_WORK TO BE COMPLETED_
Without the pictures, give the entries below again exactly as written.

-- start RAW DATA --

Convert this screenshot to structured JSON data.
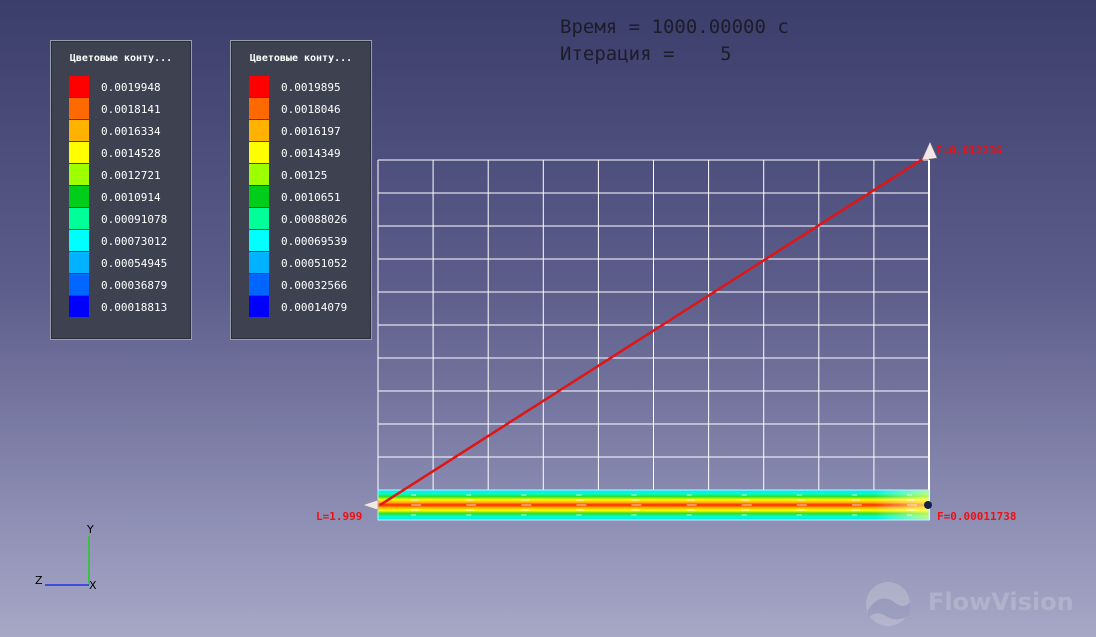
{
  "overlay": {
    "time_line": "Время = 1000.00000 с",
    "iteration_line": "Итерация =    5"
  },
  "legend_left": {
    "title": "Цветовые конту...",
    "values": [
      "0.0019948",
      "0.0018141",
      "0.0016334",
      "0.0014528",
      "0.0012721",
      "0.0010914",
      "0.00091078",
      "0.00073012",
      "0.00054945",
      "0.00036879",
      "0.00018813"
    ]
  },
  "legend_right": {
    "title": "Цветовые конту...",
    "values": [
      "0.0019895",
      "0.0018046",
      "0.0016197",
      "0.0014349",
      "0.00125",
      "0.0010651",
      "0.00088026",
      "0.00069539",
      "0.00051052",
      "0.00032566",
      "0.00014079"
    ]
  },
  "legend_colors": [
    "#ff0000",
    "#ff6a00",
    "#ffb300",
    "#ffff00",
    "#9dff00",
    "#00cc1a",
    "#00ff99",
    "#00ffff",
    "#00b2ff",
    "#0066ff",
    "#0000ff"
  ],
  "plot": {
    "label_start": "L=1.999",
    "label_top_end": "F=0.012236",
    "label_bottom_end": "F=0.00011738",
    "line_color": "#e01515"
  },
  "axes": {
    "y": "Y",
    "z": "Z",
    "x": "X"
  },
  "logo": {
    "text": "FlowVision"
  }
}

-- end RAW DATA --

_WRITTEN SOLUTION_
Convert this screenshot to structured JSON data.
{
  "overlay": {
    "time_line": "Время = 1000.00000 с",
    "iteration_line": "Итерация =    5"
  },
  "legend_left": {
    "title": "Цветовые конту...",
    "values": [
      "0.0019948",
      "0.0018141",
      "0.0016334",
      "0.0014528",
      "0.0012721",
      "0.0010914",
      "0.00091078",
      "0.00073012",
      "0.00054945",
      "0.00036879",
      "0.00018813"
    ]
  },
  "legend_right": {
    "title": "Цветовые конту...",
    "values": [
      "0.0019895",
      "0.0018046",
      "0.0016197",
      "0.0014349",
      "0.00125",
      "0.0010651",
      "0.00088026",
      "0.00069539",
      "0.00051052",
      "0.00032566",
      "0.00014079"
    ]
  },
  "legend_colors": [
    "#ff0000",
    "#ff6a00",
    "#ffb300",
    "#ffff00",
    "#9dff00",
    "#00cc1a",
    "#00ff99",
    "#00ffff",
    "#00b2ff",
    "#0066ff",
    "#0000ff"
  ],
  "plot": {
    "label_start": "L=1.999",
    "label_top_end": "F=0.012236",
    "label_bottom_end": "F=0.00011738",
    "line_color": "#e01515"
  },
  "axes": {
    "y": "Y",
    "z": "Z",
    "x": "X"
  },
  "logo": {
    "text": "FlowVision"
  }
}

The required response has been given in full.